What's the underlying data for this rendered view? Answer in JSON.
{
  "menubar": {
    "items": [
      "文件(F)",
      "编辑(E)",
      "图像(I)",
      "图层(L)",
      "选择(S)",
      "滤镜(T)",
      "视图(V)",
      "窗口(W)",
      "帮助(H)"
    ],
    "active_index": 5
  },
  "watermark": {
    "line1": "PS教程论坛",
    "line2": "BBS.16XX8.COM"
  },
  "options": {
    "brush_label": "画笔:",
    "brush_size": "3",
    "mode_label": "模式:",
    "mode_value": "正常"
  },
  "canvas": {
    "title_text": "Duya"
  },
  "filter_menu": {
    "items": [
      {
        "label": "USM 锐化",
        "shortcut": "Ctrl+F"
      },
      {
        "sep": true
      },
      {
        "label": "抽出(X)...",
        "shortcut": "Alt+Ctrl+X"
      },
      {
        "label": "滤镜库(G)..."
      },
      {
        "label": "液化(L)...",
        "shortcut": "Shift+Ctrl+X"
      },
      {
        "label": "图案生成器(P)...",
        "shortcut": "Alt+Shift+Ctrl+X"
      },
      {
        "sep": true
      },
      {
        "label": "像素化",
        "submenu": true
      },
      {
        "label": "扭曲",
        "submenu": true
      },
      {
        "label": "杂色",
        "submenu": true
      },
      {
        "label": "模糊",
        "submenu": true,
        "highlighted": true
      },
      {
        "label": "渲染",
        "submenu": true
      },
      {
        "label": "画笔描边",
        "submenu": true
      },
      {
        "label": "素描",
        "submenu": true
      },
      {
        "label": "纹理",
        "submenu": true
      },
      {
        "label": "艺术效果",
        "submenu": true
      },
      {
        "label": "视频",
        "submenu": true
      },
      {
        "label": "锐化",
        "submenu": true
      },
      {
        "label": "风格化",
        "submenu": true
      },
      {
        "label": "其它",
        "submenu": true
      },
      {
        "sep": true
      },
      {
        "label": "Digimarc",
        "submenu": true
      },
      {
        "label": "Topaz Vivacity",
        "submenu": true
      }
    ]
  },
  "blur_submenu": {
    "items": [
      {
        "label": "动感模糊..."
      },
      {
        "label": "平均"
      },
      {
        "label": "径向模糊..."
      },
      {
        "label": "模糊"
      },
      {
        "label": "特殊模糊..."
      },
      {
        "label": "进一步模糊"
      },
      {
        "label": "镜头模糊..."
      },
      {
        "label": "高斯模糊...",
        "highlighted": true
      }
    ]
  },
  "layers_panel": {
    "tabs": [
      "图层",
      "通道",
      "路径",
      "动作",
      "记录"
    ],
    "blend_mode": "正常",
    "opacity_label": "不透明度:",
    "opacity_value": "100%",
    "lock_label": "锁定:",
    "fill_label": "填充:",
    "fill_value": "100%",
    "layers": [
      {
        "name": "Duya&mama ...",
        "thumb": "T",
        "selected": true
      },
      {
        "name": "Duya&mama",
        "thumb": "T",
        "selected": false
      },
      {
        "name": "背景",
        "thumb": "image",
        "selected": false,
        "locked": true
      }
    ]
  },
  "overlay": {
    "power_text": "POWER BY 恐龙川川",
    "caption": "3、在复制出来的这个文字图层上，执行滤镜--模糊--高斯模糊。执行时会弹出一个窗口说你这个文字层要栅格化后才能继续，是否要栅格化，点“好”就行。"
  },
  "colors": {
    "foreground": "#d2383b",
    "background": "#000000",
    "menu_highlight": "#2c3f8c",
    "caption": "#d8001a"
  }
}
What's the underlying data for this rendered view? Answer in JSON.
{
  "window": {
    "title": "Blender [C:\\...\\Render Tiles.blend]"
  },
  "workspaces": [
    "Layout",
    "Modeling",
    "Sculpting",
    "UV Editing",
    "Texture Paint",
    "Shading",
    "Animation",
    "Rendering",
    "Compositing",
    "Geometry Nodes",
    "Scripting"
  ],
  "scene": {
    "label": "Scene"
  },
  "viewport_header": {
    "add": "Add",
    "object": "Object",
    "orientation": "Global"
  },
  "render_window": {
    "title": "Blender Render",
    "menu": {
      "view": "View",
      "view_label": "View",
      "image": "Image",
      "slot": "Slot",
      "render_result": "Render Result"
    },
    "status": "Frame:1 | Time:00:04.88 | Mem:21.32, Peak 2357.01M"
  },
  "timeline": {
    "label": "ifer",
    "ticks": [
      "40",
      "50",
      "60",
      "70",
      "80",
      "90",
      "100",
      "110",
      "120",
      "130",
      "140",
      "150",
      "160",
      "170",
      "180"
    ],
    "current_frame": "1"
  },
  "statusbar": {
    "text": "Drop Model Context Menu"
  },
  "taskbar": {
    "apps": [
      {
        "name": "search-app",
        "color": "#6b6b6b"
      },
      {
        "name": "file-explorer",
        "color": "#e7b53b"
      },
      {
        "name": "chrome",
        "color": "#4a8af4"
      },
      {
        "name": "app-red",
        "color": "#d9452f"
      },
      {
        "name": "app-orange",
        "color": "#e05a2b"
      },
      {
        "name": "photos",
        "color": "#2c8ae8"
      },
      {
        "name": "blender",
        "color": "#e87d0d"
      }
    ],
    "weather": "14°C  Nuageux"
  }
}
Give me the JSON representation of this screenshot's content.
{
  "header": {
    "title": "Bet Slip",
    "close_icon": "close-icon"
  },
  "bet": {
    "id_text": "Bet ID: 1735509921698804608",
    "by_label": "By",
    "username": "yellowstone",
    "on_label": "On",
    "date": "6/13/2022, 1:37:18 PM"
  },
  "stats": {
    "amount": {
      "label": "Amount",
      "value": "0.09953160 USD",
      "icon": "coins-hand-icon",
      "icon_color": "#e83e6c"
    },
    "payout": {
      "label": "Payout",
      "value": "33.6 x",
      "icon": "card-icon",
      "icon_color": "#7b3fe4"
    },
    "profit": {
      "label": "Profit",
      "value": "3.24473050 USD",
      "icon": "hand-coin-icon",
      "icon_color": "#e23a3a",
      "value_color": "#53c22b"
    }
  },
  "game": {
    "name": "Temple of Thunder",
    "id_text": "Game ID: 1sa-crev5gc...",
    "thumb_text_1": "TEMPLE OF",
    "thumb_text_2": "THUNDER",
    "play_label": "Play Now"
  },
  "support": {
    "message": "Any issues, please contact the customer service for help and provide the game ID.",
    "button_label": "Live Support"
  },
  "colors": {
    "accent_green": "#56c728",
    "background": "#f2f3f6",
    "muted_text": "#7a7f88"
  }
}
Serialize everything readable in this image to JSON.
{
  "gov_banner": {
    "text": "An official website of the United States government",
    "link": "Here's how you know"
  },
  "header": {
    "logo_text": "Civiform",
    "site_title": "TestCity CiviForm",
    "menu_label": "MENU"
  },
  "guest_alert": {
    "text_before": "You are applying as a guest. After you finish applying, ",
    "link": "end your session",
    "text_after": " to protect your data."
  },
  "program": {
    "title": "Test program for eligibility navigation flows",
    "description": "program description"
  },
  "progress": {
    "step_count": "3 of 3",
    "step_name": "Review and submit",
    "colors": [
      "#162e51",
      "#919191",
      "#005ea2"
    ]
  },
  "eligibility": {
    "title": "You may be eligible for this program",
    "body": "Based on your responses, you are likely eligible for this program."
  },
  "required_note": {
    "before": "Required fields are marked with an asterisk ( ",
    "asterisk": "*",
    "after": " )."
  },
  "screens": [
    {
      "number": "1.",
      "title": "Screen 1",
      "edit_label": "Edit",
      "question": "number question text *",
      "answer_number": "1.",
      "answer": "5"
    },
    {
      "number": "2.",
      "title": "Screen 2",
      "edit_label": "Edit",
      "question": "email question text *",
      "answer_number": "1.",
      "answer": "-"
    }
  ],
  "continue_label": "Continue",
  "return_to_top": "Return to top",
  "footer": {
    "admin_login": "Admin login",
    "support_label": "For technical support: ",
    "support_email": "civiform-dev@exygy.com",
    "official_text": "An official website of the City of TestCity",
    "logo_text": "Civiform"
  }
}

——

** Exercise description **
Which lines of the material contain the string "background"? List each of them.

** Result below **
    "background": "#000000",
    "background": "#f2f3f6",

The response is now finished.